- [THE TASK] Rename "value-label" to "data-label" in the lines of the material starting with the line that contains "value-label: 3.9 (346, 273, 365, 297)" and going on through the line that contains "value-label: 3.5 (147, 305, 166, 329)", both included, and give only those lines, with everything else in them unchanged.

- [ITEMS]
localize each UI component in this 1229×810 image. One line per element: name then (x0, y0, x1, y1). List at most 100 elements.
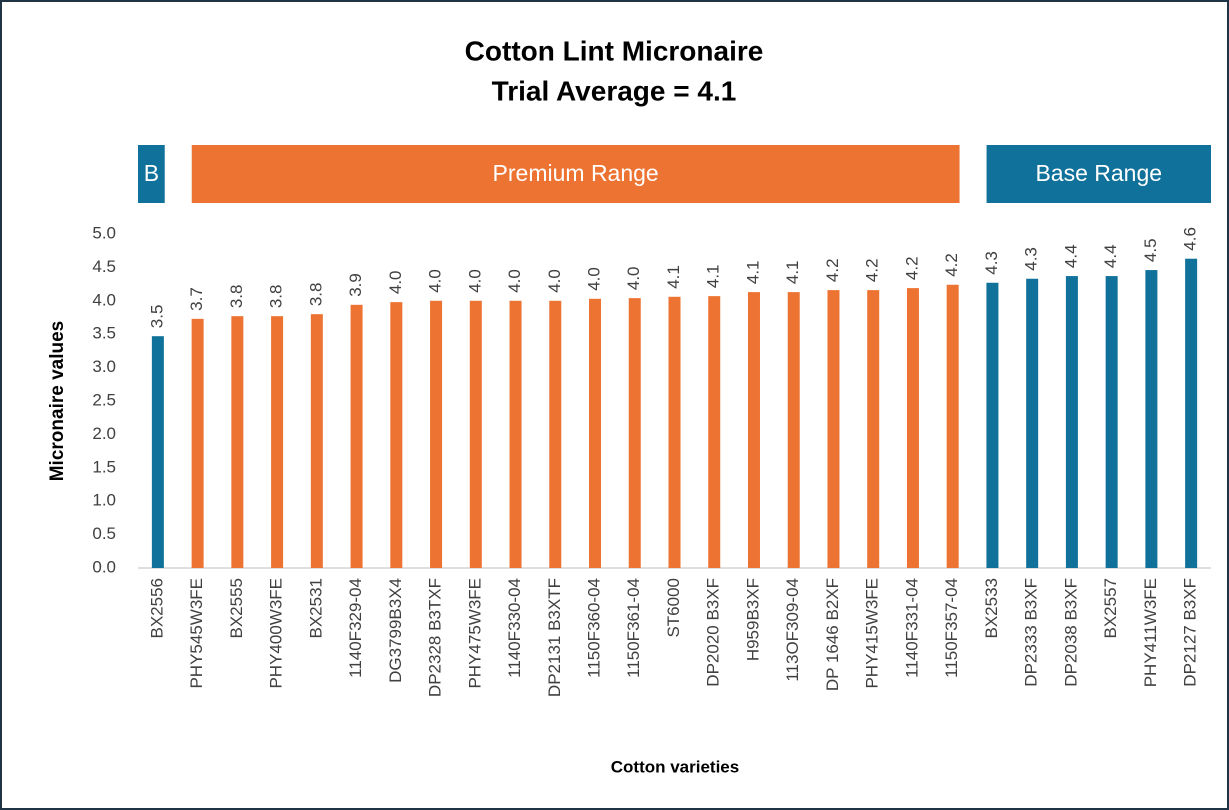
value-label: 3.9 (346, 273, 365, 297)
value-label: 4.4 (1101, 244, 1120, 268)
x-tick-label: DP2020 B3XF (704, 578, 723, 687)
bar (469, 300, 482, 568)
x-tick-label: DP2038 B3XF (1061, 578, 1080, 687)
x-tick-label: DP2131 B3XTF (545, 578, 564, 697)
y-tick-label: 0.5 (92, 524, 116, 543)
chart-subtitle: Trial Average = 4.1 (492, 75, 737, 106)
value-label: 4.0 (545, 269, 564, 293)
x-tick-label: PHY475W3FE (465, 578, 484, 689)
range-band-label: Premium Range (493, 160, 659, 186)
value-label: 4.0 (426, 269, 445, 293)
x-tick-label: BX2533 (982, 578, 1001, 639)
range-band-label: B (144, 160, 159, 186)
value-label: 3.7 (187, 287, 206, 311)
x-tick-label: DP2328 B3TXF (426, 578, 445, 697)
bar (628, 298, 641, 568)
value-label: 4.2 (902, 256, 921, 280)
bar (1145, 270, 1158, 568)
x-tick-label: BX2557 (1101, 578, 1120, 639)
range-band (986, 145, 1211, 203)
value-label: 3.5 (147, 305, 166, 329)
y-tick-label: 4.0 (92, 290, 116, 309)
x-tick-label: 1150F360-04 (585, 578, 604, 678)
x-tick-label: 1140F331-04 (902, 578, 921, 678)
x-tick-label: 1150F357-04 (942, 578, 961, 678)
value-label: 4.2 (823, 258, 842, 282)
bar (747, 292, 760, 568)
range-band-label: Base Range (1035, 160, 1162, 186)
value-label: 4.6 (1181, 227, 1200, 251)
y-tick-label: 1.5 (92, 457, 116, 476)
y-tick-label: 3.0 (92, 357, 116, 376)
value-label: 4.1 (783, 260, 802, 284)
bar (191, 318, 204, 568)
x-tick-label: BX2531 (306, 578, 325, 639)
x-tick-label: 113OF309-04 (783, 578, 802, 682)
bar (271, 316, 284, 568)
x-tick-label: DP2127 B3XF (1181, 578, 1200, 687)
value-label: 4.4 (1061, 244, 1080, 268)
bar (390, 302, 403, 568)
bar (1026, 278, 1039, 568)
x-tick-label: BX2556 (147, 578, 166, 639)
x-tick-label: PHY545W3FE (187, 578, 206, 689)
value-label: 4.1 (664, 265, 683, 289)
x-tick-label: 1140F330-04 (505, 578, 524, 678)
bar (668, 296, 681, 568)
bar (310, 314, 323, 568)
x-tick-label: 1150F361-04 (624, 578, 643, 678)
x-tick-label: DG3799B3X4 (386, 578, 405, 683)
value-label: 4.2 (942, 253, 961, 277)
x-tick-label: DP 1646 B2XF (823, 578, 842, 691)
value-label: 4.1 (704, 264, 723, 288)
x-tick-label: PHY411W3FE (1141, 578, 1160, 687)
x-tick-label: PHY400W3FE (267, 578, 286, 689)
y-tick-label: 4.5 (92, 257, 116, 276)
x-tick-label: PHY415W3FE (863, 578, 882, 689)
bar (986, 282, 999, 568)
x-tick-label: 1140F329-04 (346, 578, 365, 678)
bar (1185, 258, 1198, 568)
bar (1065, 276, 1078, 568)
bar (430, 300, 443, 568)
value-label: 4.1 (743, 260, 762, 284)
value-label: 4.0 (585, 267, 604, 291)
bar (509, 300, 522, 568)
y-tick-label: 0.0 (92, 557, 116, 576)
bar (867, 290, 880, 568)
range-band (191, 145, 960, 203)
value-label: 3.8 (267, 285, 286, 309)
x-tick-label: DP2333 B3XF (1022, 578, 1041, 687)
value-label: 4.0 (624, 266, 643, 290)
bar (151, 336, 164, 568)
range-band (138, 145, 165, 203)
bar (231, 316, 244, 568)
bar (906, 288, 919, 568)
x-axis-title: Cotton varieties (611, 757, 739, 776)
bar (708, 296, 721, 568)
x-tick-label: BX2555 (227, 578, 246, 639)
value-label: 4.0 (505, 269, 524, 293)
y-tick-label: 1.0 (92, 491, 116, 510)
value-label: 4.0 (386, 270, 405, 294)
bar (549, 300, 562, 568)
bar (946, 284, 959, 568)
value-label: 4.0 (465, 269, 484, 293)
y-tick-label: 2.5 (92, 390, 116, 409)
x-tick-label: ST6000 (664, 578, 683, 638)
bar (350, 304, 363, 568)
bar (1105, 276, 1118, 568)
y-tick-label: 3.5 (92, 324, 116, 343)
value-label: 3.8 (306, 283, 325, 307)
value-label: 3.8 (227, 285, 246, 309)
value-label: 4.3 (1022, 247, 1041, 271)
bar (787, 292, 800, 568)
bar (827, 290, 840, 568)
y-tick-label: 2.0 (92, 424, 116, 443)
value-label: 4.3 (982, 251, 1001, 275)
y-tick-label: 5.0 (92, 223, 116, 242)
x-tick-label: H959B3XF (743, 578, 762, 661)
value-label: 4.5 (1141, 238, 1160, 262)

- [WRITTEN ANSWER]
data-label: 3.9 (346, 273, 365, 297)
data-label: 4.4 (1101, 244, 1120, 268)
x-tick-label: DP2020 B3XF (704, 578, 723, 687)
bar (469, 300, 482, 568)
x-tick-label: DP2038 B3XF (1061, 578, 1080, 687)
x-tick-label: DP2131 B3XTF (545, 578, 564, 697)
y-tick-label: 0.5 (92, 524, 116, 543)
chart-subtitle: Trial Average = 4.1 (492, 75, 737, 106)
data-label: 4.0 (545, 269, 564, 293)
x-tick-label: PHY475W3FE (465, 578, 484, 689)
range-band-label: Premium Range (493, 160, 659, 186)
data-label: 4.0 (426, 269, 445, 293)
x-tick-label: BX2533 (982, 578, 1001, 639)
range-band-label: B (144, 160, 159, 186)
data-label: 3.7 (187, 287, 206, 311)
x-tick-label: DP2328 B3TXF (426, 578, 445, 697)
bar (628, 298, 641, 568)
data-label: 4.2 (902, 256, 921, 280)
bar (1145, 270, 1158, 568)
x-tick-label: BX2557 (1101, 578, 1120, 639)
range-band (986, 145, 1211, 203)
data-label: 3.5 (147, 305, 166, 329)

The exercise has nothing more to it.